[Stored data]
-- begin --
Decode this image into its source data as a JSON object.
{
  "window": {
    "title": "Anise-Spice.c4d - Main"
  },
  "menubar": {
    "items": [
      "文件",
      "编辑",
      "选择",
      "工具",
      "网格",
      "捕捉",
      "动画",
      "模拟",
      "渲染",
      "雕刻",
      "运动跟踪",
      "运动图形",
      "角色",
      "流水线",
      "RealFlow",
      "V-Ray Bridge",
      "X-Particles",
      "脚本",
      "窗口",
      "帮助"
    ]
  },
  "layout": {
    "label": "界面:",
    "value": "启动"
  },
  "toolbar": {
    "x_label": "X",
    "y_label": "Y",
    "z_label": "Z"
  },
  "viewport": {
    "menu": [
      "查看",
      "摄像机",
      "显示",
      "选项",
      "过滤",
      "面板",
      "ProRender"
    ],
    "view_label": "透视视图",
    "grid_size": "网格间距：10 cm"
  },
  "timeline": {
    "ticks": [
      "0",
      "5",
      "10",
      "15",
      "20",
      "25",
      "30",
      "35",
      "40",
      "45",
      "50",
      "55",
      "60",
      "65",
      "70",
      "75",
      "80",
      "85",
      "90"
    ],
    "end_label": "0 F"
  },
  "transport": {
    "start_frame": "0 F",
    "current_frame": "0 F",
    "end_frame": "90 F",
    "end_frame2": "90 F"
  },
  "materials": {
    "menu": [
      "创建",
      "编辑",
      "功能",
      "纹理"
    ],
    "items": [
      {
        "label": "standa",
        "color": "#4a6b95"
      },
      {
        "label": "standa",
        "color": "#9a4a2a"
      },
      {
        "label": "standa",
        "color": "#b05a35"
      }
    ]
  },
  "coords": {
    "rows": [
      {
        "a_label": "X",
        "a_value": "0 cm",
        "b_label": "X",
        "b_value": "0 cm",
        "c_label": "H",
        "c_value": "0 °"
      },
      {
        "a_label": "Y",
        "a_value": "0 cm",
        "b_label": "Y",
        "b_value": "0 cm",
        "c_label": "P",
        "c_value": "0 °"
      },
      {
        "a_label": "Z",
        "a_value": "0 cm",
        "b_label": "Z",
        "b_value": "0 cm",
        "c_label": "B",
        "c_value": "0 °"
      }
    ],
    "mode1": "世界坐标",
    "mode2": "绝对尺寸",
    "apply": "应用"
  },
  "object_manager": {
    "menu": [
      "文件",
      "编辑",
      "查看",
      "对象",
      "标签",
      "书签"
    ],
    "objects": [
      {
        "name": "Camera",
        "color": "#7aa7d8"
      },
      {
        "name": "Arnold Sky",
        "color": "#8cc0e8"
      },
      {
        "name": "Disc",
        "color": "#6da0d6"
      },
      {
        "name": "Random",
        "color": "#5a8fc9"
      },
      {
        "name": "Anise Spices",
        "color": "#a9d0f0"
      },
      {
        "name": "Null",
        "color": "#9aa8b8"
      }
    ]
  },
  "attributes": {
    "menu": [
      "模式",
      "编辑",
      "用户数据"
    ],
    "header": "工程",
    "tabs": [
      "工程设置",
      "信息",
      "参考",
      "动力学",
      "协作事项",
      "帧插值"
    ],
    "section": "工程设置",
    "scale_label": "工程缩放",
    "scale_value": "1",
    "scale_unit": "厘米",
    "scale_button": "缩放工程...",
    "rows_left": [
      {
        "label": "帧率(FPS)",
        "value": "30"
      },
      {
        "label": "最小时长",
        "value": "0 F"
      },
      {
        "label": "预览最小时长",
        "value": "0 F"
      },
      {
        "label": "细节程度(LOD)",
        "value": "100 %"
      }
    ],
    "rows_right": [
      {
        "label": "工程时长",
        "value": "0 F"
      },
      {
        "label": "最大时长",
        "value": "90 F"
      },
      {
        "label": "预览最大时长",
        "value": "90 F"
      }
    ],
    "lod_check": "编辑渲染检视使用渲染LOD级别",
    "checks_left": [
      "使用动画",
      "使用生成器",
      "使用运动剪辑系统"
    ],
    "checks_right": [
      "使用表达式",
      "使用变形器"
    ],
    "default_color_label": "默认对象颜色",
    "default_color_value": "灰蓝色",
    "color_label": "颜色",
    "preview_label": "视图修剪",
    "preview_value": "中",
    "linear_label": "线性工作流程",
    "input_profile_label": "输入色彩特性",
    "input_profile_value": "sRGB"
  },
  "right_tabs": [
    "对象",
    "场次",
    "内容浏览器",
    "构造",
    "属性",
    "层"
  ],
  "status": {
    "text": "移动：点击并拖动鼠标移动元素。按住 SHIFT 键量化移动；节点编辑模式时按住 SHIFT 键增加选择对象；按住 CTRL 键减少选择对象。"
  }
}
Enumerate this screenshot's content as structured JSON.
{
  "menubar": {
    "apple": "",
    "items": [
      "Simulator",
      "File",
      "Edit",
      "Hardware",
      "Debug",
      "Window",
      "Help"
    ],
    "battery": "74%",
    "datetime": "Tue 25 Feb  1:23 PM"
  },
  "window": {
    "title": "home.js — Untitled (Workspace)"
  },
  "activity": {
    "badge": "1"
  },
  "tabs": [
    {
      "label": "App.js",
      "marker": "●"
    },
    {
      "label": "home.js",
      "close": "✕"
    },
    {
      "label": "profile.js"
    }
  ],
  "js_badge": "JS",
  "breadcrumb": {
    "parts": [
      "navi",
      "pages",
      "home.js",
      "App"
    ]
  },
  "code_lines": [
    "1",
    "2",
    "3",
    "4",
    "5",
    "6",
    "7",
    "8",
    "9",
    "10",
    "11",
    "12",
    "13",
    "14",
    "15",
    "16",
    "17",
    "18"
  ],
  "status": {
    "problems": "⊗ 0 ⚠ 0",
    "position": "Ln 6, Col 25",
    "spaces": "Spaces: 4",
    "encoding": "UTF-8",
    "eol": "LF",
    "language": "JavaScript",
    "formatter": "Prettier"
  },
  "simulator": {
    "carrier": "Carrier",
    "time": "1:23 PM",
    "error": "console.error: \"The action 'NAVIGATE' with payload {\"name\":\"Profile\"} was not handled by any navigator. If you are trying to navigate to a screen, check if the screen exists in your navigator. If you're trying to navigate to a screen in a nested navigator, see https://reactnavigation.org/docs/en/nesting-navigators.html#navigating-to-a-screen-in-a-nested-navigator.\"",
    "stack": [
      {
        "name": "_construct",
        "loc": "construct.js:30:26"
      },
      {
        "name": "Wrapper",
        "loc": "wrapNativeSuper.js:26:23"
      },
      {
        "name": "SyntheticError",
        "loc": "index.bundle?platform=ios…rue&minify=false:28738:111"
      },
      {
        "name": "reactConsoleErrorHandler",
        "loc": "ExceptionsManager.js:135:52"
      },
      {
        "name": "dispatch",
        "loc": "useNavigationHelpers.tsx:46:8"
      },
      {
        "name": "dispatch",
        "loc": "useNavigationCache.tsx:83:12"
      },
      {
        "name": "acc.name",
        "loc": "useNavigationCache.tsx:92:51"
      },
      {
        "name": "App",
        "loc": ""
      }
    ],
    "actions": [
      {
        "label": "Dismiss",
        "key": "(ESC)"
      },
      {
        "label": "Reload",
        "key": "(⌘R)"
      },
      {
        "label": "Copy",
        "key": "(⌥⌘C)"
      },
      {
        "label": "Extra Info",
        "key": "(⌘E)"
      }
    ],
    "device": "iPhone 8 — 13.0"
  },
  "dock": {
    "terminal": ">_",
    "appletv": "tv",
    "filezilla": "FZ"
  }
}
-- end --
*Task requirements:* Make an exact copy of every entry.

*Solution to the exercise:*
Decode this image into its source data as a JSON object.
{
  "window": {
    "title": "Anise-Spice.c4d - Main"
  },
  "menubar": {
    "items": [
      "文件",
      "编辑",
      "选择",
      "工具",
      "网格",
      "捕捉",
      "动画",
      "模拟",
      "渲染",
      "雕刻",
      "运动跟踪",
      "运动图形",
      "角色",
      "流水线",
      "RealFlow",
      "V-Ray Bridge",
      "X-Particles",
      "脚本",
      "窗口",
      "帮助"
    ]
  },
  "layout": {
    "label": "界面:",
    "value": "启动"
  },
  "toolbar": {
    "x_label": "X",
    "y_label": "Y",
    "z_label": "Z"
  },
  "viewport": {
    "menu": [
      "查看",
      "摄像机",
      "显示",
      "选项",
      "过滤",
      "面板",
      "ProRender"
    ],
    "view_label": "透视视图",
    "grid_size": "网格间距：10 cm"
  },
  "timeline": {
    "ticks": [
      "0",
      "5",
      "10",
      "15",
      "20",
      "25",
      "30",
      "35",
      "40",
      "45",
      "50",
      "55",
      "60",
      "65",
      "70",
      "75",
      "80",
      "85",
      "90"
    ],
    "end_label": "0 F"
  },
  "transport": {
    "start_frame": "0 F",
    "current_frame": "0 F",
    "end_frame": "90 F",
    "end_frame2": "90 F"
  },
  "materials": {
    "menu": [
      "创建",
      "编辑",
      "功能",
      "纹理"
    ],
    "items": [
      {
        "label": "standa",
        "color": "#4a6b95"
      },
      {
        "label": "standa",
        "color": "#9a4a2a"
      },
      {
        "label": "standa",
        "color": "#b05a35"
      }
    ]
  },
  "coords": {
    "rows": [
      {
        "a_label": "X",
        "a_value": "0 cm",
        "b_label": "X",
        "b_value": "0 cm",
        "c_label": "H",
        "c_value": "0 °"
      },
      {
        "a_label": "Y",
        "a_value": "0 cm",
        "b_label": "Y",
        "b_value": "0 cm",
        "c_label": "P",
        "c_value": "0 °"
      },
      {
        "a_label": "Z",
        "a_value": "0 cm",
        "b_label": "Z",
        "b_value": "0 cm",
        "c_label": "B",
        "c_value": "0 °"
      }
    ],
    "mode1": "世界坐标",
    "mode2": "绝对尺寸",
    "apply": "应用"
  },
  "object_manager": {
    "menu": [
      "文件",
      "编辑",
      "查看",
      "对象",
      "标签",
      "书签"
    ],
    "objects": [
      {
        "name": "Camera",
        "color": "#7aa7d8"
      },
      {
        "name": "Arnold Sky",
        "color": "#8cc0e8"
      },
      {
        "name": "Disc",
        "color": "#6da0d6"
      },
      {
        "name": "Random",
        "color": "#5a8fc9"
      },
      {
        "name": "Anise Spices",
        "color": "#a9d0f0"
      },
      {
        "name": "Null",
        "color": "#9aa8b8"
      }
    ]
  },
  "attributes": {
    "menu": [
      "模式",
      "编辑",
      "用户数据"
    ],
    "header": "工程",
    "tabs": [
      "工程设置",
      "信息",
      "参考",
      "动力学",
      "协作事项",
      "帧插值"
    ],
    "section": "工程设置",
    "scale_label": "工程缩放",
    "scale_value": "1",
    "scale_unit": "厘米",
    "scale_button": "缩放工程...",
    "rows_left": [
      {
        "label": "帧率(FPS)",
        "value": "30"
      },
      {
        "label": "最小时长",
        "value": "0 F"
      },
      {
        "label": "预览最小时长",
        "value": "0 F"
      },
      {
        "label": "细节程度(LOD)",
        "value": "100 %"
      }
    ],
    "rows_right": [
      {
        "label": "工程时长",
        "value": "0 F"
      },
      {
        "label": "最大时长",
        "value": "90 F"
      },
      {
        "label": "预览最大时长",
        "value": "90 F"
      }
    ],
    "lod_check": "编辑渲染检视使用渲染LOD级别",
    "checks_left": [
      "使用动画",
      "使用生成器",
      "使用运动剪辑系统"
    ],
    "checks_right": [
      "使用表达式",
      "使用变形器"
    ],
    "default_color_label": "默认对象颜色",
    "default_color_value": "灰蓝色",
    "color_label": "颜色",
    "preview_label": "视图修剪",
    "preview_value": "中",
    "linear_label": "线性工作流程",
    "input_profile_label": "输入色彩特性",
    "input_profile_value": "sRGB"
  },
  "right_tabs": [
    "对象",
    "场次",
    "内容浏览器",
    "构造",
    "属性",
    "层"
  ],
  "status": {
    "text": "移动：点击并拖动鼠标移动元素。按住 SHIFT 键量化移动；节点编辑模式时按住 SHIFT 键增加选择对象；按住 CTRL 键减少选择对象。"
  }
}
Enumerate this screenshot's content as structured JSON.
{
  "menubar": {
    "apple": "",
    "items": [
      "Simulator",
      "File",
      "Edit",
      "Hardware",
      "Debug",
      "Window",
      "Help"
    ],
    "battery": "74%",
    "datetime": "Tue 25 Feb  1:23 PM"
  },
  "window": {
    "title": "home.js — Untitled (Workspace)"
  },
  "activity": {
    "badge": "1"
  },
  "tabs": [
    {
      "label": "App.js",
      "marker": "●"
    },
    {
      "label": "home.js",
      "close": "✕"
    },
    {
      "label": "profile.js"
    }
  ],
  "js_badge": "JS",
  "breadcrumb": {
    "parts": [
      "navi",
      "pages",
      "home.js",
      "App"
    ]
  },
  "code_lines": [
    "1",
    "2",
    "3",
    "4",
    "5",
    "6",
    "7",
    "8",
    "9",
    "10",
    "11",
    "12",
    "13",
    "14",
    "15",
    "16",
    "17",
    "18"
  ],
  "status": {
    "problems": "⊗ 0 ⚠ 0",
    "position": "Ln 6, Col 25",
    "spaces": "Spaces: 4",
    "encoding": "UTF-8",
    "eol": "LF",
    "language": "JavaScript",
    "formatter": "Prettier"
  },
  "simulator": {
    "carrier": "Carrier",
    "time": "1:23 PM",
    "error": "console.error: \"The action 'NAVIGATE' with payload {\"name\":\"Profile\"} was not handled by any navigator. If you are trying to navigate to a screen, check if the screen exists in your navigator. If you're trying to navigate to a screen in a nested navigator, see https://reactnavigation.org/docs/en/nesting-navigators.html#navigating-to-a-screen-in-a-nested-navigator.\"",
    "stack": [
      {
        "name": "_construct",
        "loc": "construct.js:30:26"
      },
      {
        "name": "Wrapper",
        "loc": "wrapNativeSuper.js:26:23"
      },
      {
        "name": "SyntheticError",
        "loc": "index.bundle?platform=ios…rue&minify=false:28738:111"
      },
      {
        "name": "reactConsoleErrorHandler",
        "loc": "ExceptionsManager.js:135:52"
      },
      {
        "name": "dispatch",
        "loc": "useNavigationHelpers.tsx:46:8"
      },
      {
        "name": "dispatch",
        "loc": "useNavigationCache.tsx:83:12"
      },
      {
        "name": "acc.name",
        "loc": "useNavigationCache.tsx:92:51"
      },
      {
        "name": "App",
        "loc": ""
      }
    ],
    "actions": [
      {
        "label": "Dismiss",
        "key": "(ESC)"
      },
      {
        "label": "Reload",
        "key": "(⌘R)"
      },
      {
        "label": "Copy",
        "key": "(⌥⌘C)"
      },
      {
        "label": "Extra Info",
        "key": "(⌘E)"
      }
    ],
    "device": "iPhone 8 — 13.0"
  },
  "dock": {
    "terminal": ">_",
    "appletv": "tv",
    "filezilla": "FZ"
  }
}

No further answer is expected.